(Stored data entries)
::::::

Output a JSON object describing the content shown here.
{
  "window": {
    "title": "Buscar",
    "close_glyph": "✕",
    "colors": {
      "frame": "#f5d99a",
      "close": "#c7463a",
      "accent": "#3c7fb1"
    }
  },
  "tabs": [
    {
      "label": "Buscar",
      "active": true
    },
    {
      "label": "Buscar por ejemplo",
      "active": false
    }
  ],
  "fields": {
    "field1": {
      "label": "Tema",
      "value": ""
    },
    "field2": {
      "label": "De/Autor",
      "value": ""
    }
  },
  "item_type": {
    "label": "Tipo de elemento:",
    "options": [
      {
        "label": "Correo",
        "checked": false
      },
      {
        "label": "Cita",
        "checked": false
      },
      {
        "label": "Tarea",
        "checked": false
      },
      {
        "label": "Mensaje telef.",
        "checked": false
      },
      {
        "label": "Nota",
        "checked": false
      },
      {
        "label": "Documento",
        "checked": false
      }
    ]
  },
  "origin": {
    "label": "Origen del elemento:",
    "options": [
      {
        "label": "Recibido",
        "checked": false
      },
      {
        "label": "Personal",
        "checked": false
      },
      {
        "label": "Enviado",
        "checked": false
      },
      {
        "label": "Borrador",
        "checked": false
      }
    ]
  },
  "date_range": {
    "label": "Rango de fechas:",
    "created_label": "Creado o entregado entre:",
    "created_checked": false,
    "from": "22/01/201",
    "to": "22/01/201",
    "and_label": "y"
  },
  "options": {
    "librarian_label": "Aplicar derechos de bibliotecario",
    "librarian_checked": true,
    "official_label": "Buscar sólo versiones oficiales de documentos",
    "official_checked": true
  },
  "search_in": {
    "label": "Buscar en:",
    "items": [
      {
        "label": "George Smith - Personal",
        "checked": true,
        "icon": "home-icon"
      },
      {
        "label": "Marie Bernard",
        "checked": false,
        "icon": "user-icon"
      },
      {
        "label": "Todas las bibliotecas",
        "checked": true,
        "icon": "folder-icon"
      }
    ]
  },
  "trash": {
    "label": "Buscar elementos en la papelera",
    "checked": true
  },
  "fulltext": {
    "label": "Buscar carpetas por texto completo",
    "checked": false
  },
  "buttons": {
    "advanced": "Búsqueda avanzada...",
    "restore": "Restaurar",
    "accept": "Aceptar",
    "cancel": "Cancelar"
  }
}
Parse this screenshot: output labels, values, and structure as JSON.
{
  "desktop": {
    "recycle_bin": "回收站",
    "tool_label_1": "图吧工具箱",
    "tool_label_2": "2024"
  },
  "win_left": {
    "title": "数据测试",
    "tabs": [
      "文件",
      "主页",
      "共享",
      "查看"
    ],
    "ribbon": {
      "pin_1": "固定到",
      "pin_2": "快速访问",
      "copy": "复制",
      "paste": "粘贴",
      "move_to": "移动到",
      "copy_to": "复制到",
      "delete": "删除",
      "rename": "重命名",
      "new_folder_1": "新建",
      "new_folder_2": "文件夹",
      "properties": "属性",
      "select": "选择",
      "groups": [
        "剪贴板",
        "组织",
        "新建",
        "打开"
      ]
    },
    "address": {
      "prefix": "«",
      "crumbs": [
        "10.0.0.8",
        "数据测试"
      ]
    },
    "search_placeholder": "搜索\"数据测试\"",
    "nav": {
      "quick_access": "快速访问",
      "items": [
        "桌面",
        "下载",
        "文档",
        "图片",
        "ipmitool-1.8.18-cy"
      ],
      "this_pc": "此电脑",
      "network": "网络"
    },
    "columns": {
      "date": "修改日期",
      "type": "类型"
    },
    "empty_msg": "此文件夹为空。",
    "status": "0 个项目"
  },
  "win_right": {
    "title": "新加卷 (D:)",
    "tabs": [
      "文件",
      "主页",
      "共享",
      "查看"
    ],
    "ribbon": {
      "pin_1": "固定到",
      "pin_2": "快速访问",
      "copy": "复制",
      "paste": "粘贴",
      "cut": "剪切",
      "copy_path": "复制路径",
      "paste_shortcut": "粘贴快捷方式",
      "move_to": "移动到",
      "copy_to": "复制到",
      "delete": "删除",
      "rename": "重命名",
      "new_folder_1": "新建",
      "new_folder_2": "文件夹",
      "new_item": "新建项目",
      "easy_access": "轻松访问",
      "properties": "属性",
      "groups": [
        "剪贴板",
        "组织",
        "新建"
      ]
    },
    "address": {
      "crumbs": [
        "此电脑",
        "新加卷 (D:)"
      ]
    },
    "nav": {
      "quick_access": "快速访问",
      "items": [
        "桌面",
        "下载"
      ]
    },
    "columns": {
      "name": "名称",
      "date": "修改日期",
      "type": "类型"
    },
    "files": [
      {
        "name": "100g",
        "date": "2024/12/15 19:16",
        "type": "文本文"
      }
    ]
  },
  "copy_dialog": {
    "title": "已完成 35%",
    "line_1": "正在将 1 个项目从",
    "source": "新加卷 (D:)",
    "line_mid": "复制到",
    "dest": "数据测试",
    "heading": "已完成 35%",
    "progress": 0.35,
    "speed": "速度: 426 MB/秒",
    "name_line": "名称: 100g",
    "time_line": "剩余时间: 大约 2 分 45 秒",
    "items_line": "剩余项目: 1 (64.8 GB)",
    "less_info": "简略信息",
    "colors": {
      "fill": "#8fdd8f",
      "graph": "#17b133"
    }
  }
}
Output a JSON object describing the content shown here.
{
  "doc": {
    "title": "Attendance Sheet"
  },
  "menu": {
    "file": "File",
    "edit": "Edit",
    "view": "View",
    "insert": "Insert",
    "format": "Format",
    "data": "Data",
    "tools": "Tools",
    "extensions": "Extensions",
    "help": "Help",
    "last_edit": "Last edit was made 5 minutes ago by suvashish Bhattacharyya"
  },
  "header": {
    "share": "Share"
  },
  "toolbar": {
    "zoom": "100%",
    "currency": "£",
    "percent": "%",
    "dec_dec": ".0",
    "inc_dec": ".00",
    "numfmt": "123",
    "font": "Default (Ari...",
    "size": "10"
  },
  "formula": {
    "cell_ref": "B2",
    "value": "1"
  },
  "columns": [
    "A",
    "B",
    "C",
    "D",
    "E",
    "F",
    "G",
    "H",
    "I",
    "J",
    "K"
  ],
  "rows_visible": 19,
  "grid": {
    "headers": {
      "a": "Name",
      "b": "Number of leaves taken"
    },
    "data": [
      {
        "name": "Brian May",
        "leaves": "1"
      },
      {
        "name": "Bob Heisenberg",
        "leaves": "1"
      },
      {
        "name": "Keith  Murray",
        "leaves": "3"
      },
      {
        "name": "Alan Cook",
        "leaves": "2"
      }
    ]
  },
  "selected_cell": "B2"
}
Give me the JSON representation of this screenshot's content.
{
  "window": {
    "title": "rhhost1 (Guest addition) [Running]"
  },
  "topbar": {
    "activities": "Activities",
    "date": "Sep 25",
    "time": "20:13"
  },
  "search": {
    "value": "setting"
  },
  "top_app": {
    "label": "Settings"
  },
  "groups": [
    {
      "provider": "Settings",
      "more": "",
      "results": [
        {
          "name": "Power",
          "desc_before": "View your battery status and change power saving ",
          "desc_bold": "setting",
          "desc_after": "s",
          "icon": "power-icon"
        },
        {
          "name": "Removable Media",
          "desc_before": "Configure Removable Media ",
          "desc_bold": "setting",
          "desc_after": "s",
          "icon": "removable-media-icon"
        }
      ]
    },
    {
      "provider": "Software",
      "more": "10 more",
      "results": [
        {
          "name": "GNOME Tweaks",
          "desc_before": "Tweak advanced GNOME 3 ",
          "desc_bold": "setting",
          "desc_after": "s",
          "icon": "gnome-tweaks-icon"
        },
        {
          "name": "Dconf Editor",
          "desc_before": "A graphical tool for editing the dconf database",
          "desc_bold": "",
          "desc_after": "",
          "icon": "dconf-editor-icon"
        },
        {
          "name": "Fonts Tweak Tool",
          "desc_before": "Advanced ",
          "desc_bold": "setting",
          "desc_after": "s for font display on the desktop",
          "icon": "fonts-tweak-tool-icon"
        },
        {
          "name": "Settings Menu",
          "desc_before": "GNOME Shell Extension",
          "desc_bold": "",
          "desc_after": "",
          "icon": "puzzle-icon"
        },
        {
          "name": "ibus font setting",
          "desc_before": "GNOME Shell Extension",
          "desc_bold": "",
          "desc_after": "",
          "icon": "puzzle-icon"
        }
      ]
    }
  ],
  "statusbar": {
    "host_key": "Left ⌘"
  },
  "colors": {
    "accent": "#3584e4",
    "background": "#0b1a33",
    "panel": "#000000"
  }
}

::::::

Above are the records. Identify each line that contains the word "icon".

        "icon": "home-icon"
        "icon": "user-icon"
        "icon": "folder-icon"
          "icon": "power-icon"
          "icon": "removable-media-icon"
          "icon": "gnome-tweaks-icon"
          "icon": "dconf-editor-icon"
          "icon": "fonts-tweak-tool-icon"
          "icon": "puzzle-icon"
          "icon": "puzzle-icon"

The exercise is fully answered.